The problem
From the entries below, copy every line holding the word "Western".

[Data extracted from a collection]
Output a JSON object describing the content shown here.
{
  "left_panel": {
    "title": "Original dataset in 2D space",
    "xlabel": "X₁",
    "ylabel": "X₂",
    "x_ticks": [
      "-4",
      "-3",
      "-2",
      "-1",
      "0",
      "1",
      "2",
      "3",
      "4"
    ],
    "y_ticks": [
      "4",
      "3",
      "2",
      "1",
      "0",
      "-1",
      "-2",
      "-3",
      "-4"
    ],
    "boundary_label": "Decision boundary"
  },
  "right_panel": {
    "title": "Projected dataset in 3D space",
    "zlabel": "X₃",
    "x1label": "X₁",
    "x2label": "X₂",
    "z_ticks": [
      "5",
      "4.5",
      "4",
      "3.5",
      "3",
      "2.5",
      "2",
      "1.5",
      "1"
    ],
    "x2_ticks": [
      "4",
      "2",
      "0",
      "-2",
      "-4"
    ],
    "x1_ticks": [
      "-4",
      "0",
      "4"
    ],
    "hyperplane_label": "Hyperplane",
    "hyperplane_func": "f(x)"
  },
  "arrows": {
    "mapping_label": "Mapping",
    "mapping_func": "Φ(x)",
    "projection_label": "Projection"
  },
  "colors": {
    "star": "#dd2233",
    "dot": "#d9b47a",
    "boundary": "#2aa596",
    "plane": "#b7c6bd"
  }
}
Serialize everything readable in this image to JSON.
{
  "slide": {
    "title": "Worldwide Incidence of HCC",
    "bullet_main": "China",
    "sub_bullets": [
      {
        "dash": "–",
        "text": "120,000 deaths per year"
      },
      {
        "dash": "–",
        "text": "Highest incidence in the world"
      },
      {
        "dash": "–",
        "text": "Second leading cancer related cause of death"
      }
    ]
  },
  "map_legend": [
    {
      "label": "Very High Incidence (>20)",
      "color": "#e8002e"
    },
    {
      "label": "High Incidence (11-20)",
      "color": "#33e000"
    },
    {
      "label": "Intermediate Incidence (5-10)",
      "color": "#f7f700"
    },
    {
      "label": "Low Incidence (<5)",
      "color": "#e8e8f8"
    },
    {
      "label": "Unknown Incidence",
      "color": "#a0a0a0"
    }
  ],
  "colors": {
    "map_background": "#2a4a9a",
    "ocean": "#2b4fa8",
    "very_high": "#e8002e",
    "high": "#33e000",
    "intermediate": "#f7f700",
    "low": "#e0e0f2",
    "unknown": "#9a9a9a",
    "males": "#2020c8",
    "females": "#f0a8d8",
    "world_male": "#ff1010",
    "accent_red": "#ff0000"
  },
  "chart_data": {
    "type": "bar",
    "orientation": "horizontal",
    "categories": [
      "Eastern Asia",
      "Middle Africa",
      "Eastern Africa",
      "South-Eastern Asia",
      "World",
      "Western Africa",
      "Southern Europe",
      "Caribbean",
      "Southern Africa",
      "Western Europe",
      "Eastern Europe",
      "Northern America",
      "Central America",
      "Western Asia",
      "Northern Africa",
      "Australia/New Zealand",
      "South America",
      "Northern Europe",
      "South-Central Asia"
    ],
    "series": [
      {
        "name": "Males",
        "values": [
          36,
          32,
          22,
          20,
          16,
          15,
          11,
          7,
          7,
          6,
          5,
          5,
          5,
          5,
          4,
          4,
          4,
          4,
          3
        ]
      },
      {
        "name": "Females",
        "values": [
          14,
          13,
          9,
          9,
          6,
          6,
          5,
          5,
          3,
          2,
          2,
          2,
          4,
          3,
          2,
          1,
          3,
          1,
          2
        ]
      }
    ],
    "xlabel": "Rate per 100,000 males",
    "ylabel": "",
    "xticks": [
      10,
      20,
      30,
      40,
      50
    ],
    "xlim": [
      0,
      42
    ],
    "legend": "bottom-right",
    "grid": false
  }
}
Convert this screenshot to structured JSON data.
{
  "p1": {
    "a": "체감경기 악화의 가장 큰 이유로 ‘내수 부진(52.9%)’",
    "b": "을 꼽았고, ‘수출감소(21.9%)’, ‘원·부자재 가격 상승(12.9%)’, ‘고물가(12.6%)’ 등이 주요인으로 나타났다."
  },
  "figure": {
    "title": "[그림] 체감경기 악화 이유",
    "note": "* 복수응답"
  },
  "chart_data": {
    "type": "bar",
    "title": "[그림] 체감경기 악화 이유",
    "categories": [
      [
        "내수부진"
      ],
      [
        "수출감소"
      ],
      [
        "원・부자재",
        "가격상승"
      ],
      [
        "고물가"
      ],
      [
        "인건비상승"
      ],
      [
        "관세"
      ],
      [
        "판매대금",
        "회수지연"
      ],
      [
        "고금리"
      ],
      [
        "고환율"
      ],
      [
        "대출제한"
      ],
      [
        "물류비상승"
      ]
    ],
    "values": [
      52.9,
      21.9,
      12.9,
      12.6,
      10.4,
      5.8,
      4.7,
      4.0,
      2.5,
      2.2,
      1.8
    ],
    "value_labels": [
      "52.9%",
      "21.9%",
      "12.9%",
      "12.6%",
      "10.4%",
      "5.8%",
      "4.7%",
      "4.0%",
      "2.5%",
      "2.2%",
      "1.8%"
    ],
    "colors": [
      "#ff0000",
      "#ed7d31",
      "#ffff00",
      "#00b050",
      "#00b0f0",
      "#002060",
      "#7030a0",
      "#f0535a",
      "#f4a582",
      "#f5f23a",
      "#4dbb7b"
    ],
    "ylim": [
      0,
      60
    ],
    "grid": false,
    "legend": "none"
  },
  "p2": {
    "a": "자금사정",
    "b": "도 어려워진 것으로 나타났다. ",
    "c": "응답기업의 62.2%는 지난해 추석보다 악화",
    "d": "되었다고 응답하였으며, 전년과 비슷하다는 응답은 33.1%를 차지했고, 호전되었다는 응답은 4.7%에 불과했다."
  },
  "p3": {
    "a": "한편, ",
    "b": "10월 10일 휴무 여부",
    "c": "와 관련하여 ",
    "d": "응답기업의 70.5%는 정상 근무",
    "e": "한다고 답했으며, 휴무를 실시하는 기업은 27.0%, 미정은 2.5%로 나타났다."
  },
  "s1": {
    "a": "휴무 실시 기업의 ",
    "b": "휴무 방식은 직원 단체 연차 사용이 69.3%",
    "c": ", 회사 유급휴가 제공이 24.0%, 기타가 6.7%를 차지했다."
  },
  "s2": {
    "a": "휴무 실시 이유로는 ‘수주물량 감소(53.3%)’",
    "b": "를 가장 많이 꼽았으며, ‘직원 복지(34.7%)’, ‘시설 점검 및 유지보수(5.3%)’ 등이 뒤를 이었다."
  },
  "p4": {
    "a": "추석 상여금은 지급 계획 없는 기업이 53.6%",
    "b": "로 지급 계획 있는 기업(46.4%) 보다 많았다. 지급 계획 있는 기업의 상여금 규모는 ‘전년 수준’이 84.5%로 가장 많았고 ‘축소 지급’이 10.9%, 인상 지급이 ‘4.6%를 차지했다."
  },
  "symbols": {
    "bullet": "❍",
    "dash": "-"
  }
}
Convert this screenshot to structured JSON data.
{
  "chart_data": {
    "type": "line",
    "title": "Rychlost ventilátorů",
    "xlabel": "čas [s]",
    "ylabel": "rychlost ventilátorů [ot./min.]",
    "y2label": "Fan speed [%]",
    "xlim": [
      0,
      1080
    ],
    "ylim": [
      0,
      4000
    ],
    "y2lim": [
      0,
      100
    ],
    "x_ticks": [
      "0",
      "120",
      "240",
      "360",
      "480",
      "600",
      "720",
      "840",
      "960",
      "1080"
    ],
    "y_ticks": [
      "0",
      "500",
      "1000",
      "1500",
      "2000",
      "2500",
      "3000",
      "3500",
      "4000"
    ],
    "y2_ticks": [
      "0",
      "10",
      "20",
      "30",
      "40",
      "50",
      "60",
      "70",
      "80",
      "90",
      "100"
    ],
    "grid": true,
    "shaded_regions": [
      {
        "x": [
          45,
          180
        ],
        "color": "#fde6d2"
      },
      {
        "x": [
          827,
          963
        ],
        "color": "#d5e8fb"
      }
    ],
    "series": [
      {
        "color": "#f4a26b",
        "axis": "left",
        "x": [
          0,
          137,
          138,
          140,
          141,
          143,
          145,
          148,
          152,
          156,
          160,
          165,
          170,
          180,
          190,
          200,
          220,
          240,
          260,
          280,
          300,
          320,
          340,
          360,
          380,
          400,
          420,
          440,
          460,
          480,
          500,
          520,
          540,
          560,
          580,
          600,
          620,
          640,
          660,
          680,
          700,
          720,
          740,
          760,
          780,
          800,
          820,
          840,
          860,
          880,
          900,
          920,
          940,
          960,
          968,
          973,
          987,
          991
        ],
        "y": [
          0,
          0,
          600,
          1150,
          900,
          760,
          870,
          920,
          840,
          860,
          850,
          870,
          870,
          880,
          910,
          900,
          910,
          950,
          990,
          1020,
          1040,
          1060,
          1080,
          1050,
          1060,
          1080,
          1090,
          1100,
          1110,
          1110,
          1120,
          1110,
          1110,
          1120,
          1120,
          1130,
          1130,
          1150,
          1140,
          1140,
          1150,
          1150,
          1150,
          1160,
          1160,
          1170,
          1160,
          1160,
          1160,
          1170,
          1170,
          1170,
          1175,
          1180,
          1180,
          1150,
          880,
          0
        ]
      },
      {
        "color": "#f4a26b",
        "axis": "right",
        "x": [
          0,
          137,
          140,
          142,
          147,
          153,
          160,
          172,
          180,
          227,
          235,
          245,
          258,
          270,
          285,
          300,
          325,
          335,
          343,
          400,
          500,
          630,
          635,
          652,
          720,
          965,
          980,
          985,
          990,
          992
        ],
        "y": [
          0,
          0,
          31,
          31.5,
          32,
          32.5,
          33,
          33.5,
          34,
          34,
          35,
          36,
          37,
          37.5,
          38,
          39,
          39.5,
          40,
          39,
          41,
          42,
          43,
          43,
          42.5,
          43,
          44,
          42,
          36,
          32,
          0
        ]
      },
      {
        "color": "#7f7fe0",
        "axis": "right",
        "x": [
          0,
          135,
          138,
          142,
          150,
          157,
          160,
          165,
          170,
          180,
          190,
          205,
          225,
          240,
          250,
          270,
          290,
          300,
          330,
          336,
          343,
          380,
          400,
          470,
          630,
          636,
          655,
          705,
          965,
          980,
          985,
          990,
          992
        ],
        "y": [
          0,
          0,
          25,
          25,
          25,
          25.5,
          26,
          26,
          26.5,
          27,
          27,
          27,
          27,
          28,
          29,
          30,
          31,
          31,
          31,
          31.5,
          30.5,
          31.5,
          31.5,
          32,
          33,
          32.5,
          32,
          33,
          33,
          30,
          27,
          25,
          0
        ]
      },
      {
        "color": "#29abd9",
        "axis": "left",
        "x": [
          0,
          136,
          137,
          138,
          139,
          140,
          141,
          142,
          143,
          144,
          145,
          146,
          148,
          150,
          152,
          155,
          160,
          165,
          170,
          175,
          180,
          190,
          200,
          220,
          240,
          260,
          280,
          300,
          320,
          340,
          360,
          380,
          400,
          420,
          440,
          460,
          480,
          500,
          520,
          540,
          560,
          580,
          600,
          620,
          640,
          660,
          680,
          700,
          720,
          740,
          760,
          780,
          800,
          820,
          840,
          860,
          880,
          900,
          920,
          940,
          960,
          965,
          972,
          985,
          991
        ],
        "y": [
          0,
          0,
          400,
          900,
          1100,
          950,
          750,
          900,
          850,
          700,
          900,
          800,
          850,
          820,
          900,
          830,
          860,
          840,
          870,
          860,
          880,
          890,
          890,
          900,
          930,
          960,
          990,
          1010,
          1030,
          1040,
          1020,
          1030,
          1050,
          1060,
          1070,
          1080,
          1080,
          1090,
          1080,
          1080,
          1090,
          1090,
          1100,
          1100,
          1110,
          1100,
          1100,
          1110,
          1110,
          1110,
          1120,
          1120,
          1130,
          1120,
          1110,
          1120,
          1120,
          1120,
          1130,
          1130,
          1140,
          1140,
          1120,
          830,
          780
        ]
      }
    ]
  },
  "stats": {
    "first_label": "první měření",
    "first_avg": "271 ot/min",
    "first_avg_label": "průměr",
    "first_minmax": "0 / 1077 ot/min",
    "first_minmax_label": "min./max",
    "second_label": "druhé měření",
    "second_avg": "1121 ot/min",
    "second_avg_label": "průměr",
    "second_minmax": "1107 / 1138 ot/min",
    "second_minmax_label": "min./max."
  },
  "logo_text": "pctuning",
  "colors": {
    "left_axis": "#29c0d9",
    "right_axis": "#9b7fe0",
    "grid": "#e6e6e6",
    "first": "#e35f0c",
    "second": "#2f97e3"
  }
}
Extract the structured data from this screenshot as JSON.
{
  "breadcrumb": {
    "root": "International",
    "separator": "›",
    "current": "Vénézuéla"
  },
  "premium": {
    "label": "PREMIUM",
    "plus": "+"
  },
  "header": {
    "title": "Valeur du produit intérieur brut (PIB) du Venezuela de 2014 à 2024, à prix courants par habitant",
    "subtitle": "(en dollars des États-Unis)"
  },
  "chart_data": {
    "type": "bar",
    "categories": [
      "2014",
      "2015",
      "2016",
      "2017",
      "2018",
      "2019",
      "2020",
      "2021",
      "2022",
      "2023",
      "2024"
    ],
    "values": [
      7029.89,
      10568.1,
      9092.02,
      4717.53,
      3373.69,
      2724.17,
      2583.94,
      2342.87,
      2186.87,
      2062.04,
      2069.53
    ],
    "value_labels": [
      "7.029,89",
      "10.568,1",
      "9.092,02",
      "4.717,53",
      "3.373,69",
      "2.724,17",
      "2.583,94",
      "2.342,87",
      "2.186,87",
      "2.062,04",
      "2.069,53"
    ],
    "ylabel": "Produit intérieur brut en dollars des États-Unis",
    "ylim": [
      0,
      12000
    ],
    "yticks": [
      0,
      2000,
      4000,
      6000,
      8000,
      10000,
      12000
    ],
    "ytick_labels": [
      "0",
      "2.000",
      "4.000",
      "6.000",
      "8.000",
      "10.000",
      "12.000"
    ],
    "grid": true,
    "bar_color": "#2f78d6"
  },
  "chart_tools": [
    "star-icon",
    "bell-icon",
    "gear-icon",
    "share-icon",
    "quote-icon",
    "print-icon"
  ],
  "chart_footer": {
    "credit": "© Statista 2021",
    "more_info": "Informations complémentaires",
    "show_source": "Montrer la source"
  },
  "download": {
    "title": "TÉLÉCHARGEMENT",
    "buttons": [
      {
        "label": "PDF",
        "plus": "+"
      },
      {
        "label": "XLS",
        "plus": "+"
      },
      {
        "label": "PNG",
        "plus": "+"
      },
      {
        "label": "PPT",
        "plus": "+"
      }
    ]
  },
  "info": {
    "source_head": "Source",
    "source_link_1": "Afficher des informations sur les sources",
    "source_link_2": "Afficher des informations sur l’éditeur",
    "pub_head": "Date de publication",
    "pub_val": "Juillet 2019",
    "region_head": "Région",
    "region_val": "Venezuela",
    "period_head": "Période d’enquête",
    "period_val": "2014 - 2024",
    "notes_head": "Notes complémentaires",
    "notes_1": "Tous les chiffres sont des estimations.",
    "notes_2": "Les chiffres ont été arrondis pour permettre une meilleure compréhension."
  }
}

Response for this exercise
      "Western Africa",
      "Western Europe",
      "Western Asia",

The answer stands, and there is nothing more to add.